Stored entries:
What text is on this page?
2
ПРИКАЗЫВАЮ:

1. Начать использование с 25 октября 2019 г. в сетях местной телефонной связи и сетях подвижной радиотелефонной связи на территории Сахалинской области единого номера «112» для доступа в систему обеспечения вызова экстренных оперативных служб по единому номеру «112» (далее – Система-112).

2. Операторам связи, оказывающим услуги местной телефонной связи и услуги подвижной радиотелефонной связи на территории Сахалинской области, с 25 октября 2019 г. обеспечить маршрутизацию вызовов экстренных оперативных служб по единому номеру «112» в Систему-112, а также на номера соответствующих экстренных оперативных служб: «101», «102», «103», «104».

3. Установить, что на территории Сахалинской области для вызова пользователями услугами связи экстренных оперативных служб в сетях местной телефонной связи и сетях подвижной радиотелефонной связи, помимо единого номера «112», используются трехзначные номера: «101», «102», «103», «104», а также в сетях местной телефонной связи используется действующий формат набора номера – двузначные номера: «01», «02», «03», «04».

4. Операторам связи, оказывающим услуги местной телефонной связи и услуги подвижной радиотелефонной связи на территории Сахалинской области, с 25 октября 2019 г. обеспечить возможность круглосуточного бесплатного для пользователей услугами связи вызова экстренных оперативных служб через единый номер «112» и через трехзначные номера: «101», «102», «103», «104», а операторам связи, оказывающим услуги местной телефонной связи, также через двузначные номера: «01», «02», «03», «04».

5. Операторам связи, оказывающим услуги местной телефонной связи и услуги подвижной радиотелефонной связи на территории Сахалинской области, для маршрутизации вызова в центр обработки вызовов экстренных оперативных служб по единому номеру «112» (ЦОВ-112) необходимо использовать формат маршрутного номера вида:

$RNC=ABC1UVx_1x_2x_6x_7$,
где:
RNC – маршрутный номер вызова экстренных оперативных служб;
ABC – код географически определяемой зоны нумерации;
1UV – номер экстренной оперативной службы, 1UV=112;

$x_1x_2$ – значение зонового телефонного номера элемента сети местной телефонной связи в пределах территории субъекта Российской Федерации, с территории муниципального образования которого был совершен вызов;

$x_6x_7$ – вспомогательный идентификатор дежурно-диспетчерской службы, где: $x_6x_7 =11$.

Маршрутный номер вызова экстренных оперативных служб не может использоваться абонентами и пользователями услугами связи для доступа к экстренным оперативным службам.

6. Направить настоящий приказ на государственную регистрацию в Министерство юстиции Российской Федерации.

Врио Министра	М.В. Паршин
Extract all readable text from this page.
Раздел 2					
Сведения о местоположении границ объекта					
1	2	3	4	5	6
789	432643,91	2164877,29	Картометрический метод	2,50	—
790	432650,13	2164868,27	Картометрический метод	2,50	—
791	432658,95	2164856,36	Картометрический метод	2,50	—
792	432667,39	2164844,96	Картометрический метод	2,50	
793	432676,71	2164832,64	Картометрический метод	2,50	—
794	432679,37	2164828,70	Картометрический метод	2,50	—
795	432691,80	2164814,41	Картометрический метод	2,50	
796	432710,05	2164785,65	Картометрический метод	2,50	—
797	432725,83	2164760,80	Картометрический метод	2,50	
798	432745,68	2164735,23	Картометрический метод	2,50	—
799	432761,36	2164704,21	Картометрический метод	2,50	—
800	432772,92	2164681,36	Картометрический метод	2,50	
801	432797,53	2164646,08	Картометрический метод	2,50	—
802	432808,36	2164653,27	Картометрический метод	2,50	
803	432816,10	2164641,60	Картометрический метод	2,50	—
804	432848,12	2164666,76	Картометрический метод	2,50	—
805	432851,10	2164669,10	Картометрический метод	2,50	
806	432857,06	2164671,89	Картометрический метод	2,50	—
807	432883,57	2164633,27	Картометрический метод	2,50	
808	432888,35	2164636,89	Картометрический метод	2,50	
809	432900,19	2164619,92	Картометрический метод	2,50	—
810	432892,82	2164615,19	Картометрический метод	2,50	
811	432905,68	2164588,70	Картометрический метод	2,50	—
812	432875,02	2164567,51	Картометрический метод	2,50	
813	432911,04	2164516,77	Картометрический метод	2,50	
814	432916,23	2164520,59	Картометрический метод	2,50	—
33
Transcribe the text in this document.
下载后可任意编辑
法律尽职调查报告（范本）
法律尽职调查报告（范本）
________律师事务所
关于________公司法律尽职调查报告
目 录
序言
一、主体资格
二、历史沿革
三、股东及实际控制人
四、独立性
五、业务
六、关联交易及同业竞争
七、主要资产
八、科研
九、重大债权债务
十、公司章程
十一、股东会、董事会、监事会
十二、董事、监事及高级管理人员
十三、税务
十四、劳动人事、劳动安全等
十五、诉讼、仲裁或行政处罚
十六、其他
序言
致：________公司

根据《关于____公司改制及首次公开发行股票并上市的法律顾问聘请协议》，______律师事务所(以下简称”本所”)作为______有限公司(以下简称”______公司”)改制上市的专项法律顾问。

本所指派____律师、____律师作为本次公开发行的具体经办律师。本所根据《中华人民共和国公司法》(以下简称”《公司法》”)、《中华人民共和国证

Objective:
Every line of the data above should be copied exactly.

Exercise solution:
What text is on this page?
2
ПРИКАЗЫВАЮ:

1. Начать использование с 25 октября 2019 г. в сетях местной телефонной связи и сетях подвижной радиотелефонной связи на территории Сахалинской области единого номера «112» для доступа в систему обеспечения вызова экстренных оперативных служб по единому номеру «112» (далее – Система-112).

2. Операторам связи, оказывающим услуги местной телефонной связи и услуги подвижной радиотелефонной связи на территории Сахалинской области, с 25 октября 2019 г. обеспечить маршрутизацию вызовов экстренных оперативных служб по единому номеру «112» в Систему-112, а также на номера соответствующих экстренных оперативных служб: «101», «102», «103», «104».

3. Установить, что на территории Сахалинской области для вызова пользователями услугами связи экстренных оперативных служб в сетях местной телефонной связи и сетях подвижной радиотелефонной связи, помимо единого номера «112», используются трехзначные номера: «101», «102», «103», «104», а также в сетях местной телефонной связи используется действующий формат набора номера – двузначные номера: «01», «02», «03», «04».

4. Операторам связи, оказывающим услуги местной телефонной связи и услуги подвижной радиотелефонной связи на территории Сахалинской области, с 25 октября 2019 г. обеспечить возможность круглосуточного бесплатного для пользователей услугами связи вызова экстренных оперативных служб через единый номер «112» и через трехзначные номера: «101», «102», «103», «104», а операторам связи, оказывающим услуги местной телефонной связи, также через двузначные номера: «01», «02», «03», «04».

5. Операторам связи, оказывающим услуги местной телефонной связи и услуги подвижной радиотелефонной связи на территории Сахалинской области, для маршрутизации вызова в центр обработки вызовов экстренных оперативных служб по единому номеру «112» (ЦОВ-112) необходимо использовать формат маршрутного номера вида:

$RNC=ABC1UVx_1x_2x_6x_7$,
где:
RNC – маршрутный номер вызова экстренных оперативных служб;
ABC – код географически определяемой зоны нумерации;
1UV – номер экстренной оперативной службы, 1UV=112;

$x_1x_2$ – значение зонового телефонного номера элемента сети местной телефонной связи в пределах территории субъекта Российской Федерации, с территории муниципального образования которого был совершен вызов;

$x_6x_7$ – вспомогательный идентификатор дежурно-диспетчерской службы, где: $x_6x_7 =11$.

Маршрутный номер вызова экстренных оперативных служб не может использоваться абонентами и пользователями услугами связи для доступа к экстренным оперативным службам.

6. Направить настоящий приказ на государственную регистрацию в Министерство юстиции Российской Федерации.

Врио Министра	М.В. Паршин
Extract all readable text from this page.
Раздел 2					
Сведения о местоположении границ объекта					
1	2	3	4	5	6
789	432643,91	2164877,29	Картометрический метод	2,50	—
790	432650,13	2164868,27	Картометрический метод	2,50	—
791	432658,95	2164856,36	Картометрический метод	2,50	—
792	432667,39	2164844,96	Картометрический метод	2,50	
793	432676,71	2164832,64	Картометрический метод	2,50	—
794	432679,37	2164828,70	Картометрический метод	2,50	—
795	432691,80	2164814,41	Картометрический метод	2,50	
796	432710,05	2164785,65	Картометрический метод	2,50	—
797	432725,83	2164760,80	Картометрический метод	2,50	
798	432745,68	2164735,23	Картометрический метод	2,50	—
799	432761,36	2164704,21	Картометрический метод	2,50	—
800	432772,92	2164681,36	Картометрический метод	2,50	
801	432797,53	2164646,08	Картометрический метод	2,50	—
802	432808,36	2164653,27	Картометрический метод	2,50	
803	432816,10	2164641,60	Картометрический метод	2,50	—
804	432848,12	2164666,76	Картометрический метод	2,50	—
805	432851,10	2164669,10	Картометрический метод	2,50	
806	432857,06	2164671,89	Картометрический метод	2,50	—
807	432883,57	2164633,27	Картометрический метод	2,50	
808	432888,35	2164636,89	Картометрический метод	2,50	
809	432900,19	2164619,92	Картометрический метод	2,50	—
810	432892,82	2164615,19	Картометрический метод	2,50	
811	432905,68	2164588,70	Картометрический метод	2,50	—
812	432875,02	2164567,51	Картометрический метод	2,50	
813	432911,04	2164516,77	Картометрический метод	2,50	
814	432916,23	2164520,59	Картометрический метод	2,50	—
33
Transcribe the text in this document.
下载后可任意编辑
法律尽职调查报告（范本）
法律尽职调查报告（范本）
________律师事务所
关于________公司法律尽职调查报告
目 录
序言
一、主体资格
二、历史沿革
三、股东及实际控制人
四、独立性
五、业务
六、关联交易及同业竞争
七、主要资产
八、科研
九、重大债权债务
十、公司章程
十一、股东会、董事会、监事会
十二、董事、监事及高级管理人员
十三、税务
十四、劳动人事、劳动安全等
十五、诉讼、仲裁或行政处罚
十六、其他
序言
致：________公司

根据《关于____公司改制及首次公开发行股票并上市的法律顾问聘请协议》，______律师事务所(以下简称”本所”)作为______有限公司(以下简称”______公司”)改制上市的专项法律顾问。

本所指派____律师、____律师作为本次公开发行的具体经办律师。本所根据《中华人民共和国公司法》(以下简称”《公司法》”)、《中华人民共和国证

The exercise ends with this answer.